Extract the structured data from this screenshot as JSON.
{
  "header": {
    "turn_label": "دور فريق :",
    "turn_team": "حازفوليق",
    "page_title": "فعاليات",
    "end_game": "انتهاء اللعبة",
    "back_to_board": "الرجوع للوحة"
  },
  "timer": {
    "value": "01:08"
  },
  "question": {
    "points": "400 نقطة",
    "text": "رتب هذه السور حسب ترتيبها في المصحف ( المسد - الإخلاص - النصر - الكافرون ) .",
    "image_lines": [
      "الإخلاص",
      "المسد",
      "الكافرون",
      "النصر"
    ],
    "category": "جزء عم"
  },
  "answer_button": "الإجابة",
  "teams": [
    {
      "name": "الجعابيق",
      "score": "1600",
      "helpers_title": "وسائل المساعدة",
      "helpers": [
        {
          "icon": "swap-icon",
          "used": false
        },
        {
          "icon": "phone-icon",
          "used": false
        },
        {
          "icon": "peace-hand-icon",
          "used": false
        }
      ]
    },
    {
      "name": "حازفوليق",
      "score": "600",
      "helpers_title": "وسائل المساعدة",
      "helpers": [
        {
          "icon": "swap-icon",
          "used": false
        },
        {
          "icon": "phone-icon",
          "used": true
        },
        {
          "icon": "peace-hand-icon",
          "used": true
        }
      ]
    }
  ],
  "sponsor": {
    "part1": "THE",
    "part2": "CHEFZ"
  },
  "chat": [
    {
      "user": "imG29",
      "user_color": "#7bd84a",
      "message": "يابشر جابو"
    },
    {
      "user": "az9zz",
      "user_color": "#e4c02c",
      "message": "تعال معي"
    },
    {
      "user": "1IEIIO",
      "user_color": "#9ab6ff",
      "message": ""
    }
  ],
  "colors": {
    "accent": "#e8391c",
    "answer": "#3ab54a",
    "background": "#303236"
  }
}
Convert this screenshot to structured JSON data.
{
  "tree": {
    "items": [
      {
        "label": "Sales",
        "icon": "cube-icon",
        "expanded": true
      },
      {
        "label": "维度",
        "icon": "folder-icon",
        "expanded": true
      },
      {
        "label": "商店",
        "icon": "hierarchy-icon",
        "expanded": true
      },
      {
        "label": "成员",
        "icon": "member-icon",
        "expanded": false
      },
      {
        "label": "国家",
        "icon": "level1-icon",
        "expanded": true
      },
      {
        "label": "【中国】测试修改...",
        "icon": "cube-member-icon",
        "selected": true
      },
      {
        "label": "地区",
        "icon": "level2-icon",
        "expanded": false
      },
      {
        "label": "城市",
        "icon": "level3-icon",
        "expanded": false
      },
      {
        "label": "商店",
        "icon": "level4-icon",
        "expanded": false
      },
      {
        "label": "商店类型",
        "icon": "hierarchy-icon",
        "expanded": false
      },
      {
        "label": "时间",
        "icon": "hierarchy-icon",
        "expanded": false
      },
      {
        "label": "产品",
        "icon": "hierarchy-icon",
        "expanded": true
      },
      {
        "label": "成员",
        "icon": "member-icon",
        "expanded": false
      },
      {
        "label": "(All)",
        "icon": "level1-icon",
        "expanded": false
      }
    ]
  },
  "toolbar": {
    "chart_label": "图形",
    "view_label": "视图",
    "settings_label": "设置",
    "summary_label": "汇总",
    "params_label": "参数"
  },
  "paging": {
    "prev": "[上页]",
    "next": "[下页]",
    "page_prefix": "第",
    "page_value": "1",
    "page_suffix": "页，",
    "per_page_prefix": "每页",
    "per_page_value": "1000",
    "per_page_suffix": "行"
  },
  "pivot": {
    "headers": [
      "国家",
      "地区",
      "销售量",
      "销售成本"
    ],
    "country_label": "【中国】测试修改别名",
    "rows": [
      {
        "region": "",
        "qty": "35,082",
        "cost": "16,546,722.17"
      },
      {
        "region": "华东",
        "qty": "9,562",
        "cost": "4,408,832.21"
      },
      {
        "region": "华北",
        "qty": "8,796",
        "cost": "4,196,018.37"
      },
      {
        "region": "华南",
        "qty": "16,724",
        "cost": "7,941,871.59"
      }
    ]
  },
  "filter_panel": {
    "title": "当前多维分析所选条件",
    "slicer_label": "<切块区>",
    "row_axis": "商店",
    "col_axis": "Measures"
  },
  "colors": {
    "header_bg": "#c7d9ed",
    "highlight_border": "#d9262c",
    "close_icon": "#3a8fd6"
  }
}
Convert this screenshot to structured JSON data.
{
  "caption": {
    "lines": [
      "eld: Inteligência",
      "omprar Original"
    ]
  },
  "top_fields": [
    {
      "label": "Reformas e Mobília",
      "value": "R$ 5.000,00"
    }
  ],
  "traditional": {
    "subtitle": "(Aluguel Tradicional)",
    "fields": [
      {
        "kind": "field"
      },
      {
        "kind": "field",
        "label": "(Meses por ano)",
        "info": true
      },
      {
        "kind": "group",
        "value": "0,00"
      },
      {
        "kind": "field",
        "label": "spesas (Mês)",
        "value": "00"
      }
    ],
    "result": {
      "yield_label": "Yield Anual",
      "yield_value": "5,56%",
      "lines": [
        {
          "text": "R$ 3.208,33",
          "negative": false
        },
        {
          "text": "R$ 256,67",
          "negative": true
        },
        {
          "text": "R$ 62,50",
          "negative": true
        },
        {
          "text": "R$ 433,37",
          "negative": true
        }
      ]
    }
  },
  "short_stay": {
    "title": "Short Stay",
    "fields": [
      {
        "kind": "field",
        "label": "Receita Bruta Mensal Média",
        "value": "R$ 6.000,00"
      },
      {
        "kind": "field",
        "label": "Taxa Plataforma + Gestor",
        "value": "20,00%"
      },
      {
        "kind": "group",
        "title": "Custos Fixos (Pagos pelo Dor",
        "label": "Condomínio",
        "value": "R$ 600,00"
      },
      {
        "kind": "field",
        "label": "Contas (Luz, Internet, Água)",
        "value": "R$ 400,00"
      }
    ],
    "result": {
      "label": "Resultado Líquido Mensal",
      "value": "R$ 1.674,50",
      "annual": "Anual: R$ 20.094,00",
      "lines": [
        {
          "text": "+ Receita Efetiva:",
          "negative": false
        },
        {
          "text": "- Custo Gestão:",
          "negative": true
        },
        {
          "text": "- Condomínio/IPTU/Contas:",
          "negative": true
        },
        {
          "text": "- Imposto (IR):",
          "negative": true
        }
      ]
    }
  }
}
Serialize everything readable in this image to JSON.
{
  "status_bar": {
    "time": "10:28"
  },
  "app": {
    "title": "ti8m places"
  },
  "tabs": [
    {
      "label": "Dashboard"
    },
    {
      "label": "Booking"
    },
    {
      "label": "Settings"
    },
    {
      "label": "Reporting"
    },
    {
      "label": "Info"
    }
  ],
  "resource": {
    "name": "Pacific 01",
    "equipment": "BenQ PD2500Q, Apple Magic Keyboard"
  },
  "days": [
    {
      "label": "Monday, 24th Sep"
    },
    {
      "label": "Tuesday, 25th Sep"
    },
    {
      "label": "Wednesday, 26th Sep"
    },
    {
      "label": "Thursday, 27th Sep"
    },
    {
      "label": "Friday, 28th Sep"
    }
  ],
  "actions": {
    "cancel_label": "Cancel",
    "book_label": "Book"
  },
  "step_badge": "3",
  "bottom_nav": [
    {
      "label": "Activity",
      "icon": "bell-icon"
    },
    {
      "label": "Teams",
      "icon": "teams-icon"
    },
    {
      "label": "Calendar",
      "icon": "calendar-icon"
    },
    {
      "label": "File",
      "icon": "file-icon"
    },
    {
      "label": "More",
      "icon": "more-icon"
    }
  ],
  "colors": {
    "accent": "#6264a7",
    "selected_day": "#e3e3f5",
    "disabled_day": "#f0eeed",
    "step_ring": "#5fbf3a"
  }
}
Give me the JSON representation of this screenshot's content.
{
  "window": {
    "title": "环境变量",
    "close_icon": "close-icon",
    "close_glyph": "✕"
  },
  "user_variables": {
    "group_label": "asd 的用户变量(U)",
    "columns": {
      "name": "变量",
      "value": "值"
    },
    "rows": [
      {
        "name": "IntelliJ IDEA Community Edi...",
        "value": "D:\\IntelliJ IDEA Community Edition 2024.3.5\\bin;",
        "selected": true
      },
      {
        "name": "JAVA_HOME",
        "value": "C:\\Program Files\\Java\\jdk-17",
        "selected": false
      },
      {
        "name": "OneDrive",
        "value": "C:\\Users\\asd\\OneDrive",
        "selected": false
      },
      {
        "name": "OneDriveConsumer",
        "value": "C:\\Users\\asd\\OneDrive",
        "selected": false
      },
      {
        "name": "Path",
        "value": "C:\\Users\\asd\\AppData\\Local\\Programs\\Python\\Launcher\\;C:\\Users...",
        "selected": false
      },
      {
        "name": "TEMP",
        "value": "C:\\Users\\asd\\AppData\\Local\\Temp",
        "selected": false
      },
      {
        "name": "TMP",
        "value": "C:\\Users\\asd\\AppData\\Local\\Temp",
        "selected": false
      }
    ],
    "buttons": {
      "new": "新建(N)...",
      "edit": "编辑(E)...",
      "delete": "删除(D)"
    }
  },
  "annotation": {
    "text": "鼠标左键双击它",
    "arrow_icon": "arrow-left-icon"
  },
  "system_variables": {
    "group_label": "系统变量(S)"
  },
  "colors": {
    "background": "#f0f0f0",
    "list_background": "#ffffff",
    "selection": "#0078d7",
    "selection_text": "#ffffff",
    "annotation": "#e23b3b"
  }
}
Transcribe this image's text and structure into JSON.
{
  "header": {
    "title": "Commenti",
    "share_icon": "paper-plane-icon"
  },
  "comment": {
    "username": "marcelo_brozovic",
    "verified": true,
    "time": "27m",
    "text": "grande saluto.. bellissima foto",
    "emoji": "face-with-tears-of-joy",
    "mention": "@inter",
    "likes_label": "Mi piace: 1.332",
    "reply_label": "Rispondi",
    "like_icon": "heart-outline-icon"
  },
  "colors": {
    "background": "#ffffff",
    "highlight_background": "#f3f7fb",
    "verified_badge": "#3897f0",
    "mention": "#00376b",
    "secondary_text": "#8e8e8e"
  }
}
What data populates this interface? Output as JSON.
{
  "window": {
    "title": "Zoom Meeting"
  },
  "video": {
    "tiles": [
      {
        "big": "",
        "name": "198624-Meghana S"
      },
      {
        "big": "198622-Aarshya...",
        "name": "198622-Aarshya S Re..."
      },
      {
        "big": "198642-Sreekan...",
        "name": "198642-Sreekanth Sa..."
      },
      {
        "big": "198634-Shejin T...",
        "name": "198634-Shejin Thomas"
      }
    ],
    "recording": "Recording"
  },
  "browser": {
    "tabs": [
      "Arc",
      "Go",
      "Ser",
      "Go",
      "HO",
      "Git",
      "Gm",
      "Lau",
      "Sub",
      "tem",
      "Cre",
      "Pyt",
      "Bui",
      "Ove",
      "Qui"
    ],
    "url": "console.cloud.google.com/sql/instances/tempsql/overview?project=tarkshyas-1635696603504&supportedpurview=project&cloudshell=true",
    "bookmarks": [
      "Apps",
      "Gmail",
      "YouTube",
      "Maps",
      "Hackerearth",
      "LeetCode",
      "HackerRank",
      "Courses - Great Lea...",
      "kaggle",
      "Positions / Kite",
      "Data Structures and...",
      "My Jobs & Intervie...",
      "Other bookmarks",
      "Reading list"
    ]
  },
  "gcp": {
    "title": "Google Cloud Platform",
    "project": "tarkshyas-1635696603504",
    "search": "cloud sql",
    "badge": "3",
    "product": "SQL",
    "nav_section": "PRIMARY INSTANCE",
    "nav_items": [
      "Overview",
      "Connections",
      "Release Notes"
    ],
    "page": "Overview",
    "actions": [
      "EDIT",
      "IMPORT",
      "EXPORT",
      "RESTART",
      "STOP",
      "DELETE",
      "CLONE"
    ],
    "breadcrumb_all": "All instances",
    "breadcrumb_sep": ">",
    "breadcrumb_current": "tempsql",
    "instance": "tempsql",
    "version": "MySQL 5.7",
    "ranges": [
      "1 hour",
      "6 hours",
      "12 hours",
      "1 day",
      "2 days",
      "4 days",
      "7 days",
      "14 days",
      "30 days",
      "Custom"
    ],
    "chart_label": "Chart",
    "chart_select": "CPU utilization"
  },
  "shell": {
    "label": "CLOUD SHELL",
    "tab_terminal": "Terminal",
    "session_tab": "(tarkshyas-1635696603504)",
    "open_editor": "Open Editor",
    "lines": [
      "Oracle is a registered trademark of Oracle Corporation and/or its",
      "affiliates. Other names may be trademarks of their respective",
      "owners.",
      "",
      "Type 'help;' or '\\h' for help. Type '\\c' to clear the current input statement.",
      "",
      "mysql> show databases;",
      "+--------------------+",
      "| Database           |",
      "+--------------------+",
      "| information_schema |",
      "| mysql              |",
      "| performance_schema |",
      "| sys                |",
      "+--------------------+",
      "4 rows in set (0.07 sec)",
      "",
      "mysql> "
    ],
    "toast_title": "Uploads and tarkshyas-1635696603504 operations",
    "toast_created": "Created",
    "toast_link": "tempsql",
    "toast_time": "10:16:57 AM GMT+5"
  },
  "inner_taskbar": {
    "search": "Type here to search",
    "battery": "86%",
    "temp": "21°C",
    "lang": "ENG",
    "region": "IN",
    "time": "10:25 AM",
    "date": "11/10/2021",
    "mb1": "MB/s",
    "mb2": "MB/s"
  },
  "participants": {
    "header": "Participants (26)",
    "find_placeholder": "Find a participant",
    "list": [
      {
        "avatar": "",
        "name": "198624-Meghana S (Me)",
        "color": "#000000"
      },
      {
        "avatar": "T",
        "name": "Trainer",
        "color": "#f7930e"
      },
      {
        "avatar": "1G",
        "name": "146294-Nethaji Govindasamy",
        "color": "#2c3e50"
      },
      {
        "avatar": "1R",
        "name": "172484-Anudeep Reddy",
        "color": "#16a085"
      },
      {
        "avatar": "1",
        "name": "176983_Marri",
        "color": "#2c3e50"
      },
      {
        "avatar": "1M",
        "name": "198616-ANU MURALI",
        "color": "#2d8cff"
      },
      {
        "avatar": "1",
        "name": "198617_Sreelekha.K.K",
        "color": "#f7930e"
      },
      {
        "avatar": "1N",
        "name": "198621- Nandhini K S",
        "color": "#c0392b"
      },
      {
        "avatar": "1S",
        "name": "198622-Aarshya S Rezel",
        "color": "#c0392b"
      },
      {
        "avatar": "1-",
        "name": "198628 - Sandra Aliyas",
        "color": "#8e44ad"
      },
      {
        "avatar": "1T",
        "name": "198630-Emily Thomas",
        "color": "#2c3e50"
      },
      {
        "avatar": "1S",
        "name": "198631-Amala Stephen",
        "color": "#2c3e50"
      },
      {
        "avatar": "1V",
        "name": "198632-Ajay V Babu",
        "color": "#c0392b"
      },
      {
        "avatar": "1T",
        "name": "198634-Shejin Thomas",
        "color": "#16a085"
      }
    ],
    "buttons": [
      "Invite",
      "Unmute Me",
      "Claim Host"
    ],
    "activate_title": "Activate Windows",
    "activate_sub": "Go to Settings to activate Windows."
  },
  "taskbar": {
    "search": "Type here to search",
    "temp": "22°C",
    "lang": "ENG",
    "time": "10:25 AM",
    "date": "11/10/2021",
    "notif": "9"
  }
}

· · · · · · ·

Pull out every line of the records that includes the string "Community".

        "name": "IntelliJ IDEA Community Edi...",
        "value": "D:\\IntelliJ IDEA Community Edition 2024.3.5\\bin;",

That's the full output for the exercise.